**Given problem:**
Carry none of the pictures over; set down the material below exactly.
---------- Entries shown
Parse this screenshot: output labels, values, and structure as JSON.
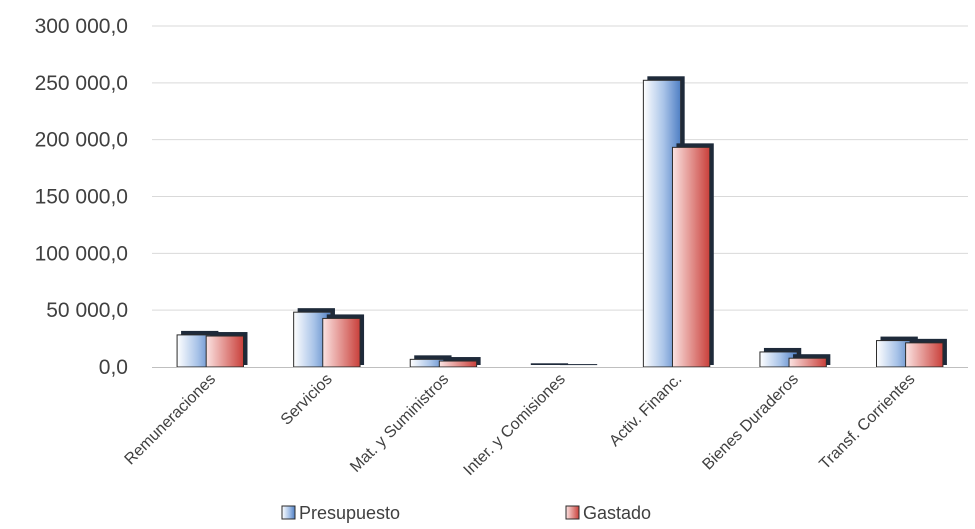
{
  "chart_data": {
    "type": "bar",
    "categories": [
      "Remuneraciones",
      "Servicios",
      "Mat. y Suministros",
      "Inter. y Comisiones",
      "Activ. Financ.",
      "Bienes Duraderos",
      "Transf. Corrientes"
    ],
    "series": [
      {
        "name": "Presupuesto",
        "values": [
          30000,
          50000,
          8500,
          1500,
          254000,
          15000,
          25000
        ],
        "color": "#5b8fd0"
      },
      {
        "name": "Gastado",
        "values": [
          29000,
          44500,
          7000,
          800,
          195000,
          9500,
          23000
        ],
        "color": "#d9534f"
      }
    ],
    "y_ticks": [
      "0,0",
      "50 000,0",
      "100 000,0",
      "150 000,0",
      "200 000,0",
      "250 000,0",
      "300 000,0"
    ],
    "ylim": [
      0,
      300000
    ],
    "grid": true,
    "legend_position": "bottom"
  }
}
--------------------
**Complete answer:**
Parse this screenshot: output labels, values, and structure as JSON.
{
  "chart_data": {
    "type": "bar",
    "categories": [
      "Remuneraciones",
      "Servicios",
      "Mat. y Suministros",
      "Inter. y Comisiones",
      "Activ. Financ.",
      "Bienes Duraderos",
      "Transf. Corrientes"
    ],
    "series": [
      {
        "name": "Presupuesto",
        "values": [
          30000,
          50000,
          8500,
          1500,
          254000,
          15000,
          25000
        ],
        "color": "#5b8fd0"
      },
      {
        "name": "Gastado",
        "values": [
          29000,
          44500,
          7000,
          800,
          195000,
          9500,
          23000
        ],
        "color": "#d9534f"
      }
    ],
    "y_ticks": [
      "0,0",
      "50 000,0",
      "100 000,0",
      "150 000,0",
      "200 000,0",
      "250 000,0",
      "300 000,0"
    ],
    "ylim": [
      0,
      300000
    ],
    "grid": true,
    "legend_position": "bottom"
  }
}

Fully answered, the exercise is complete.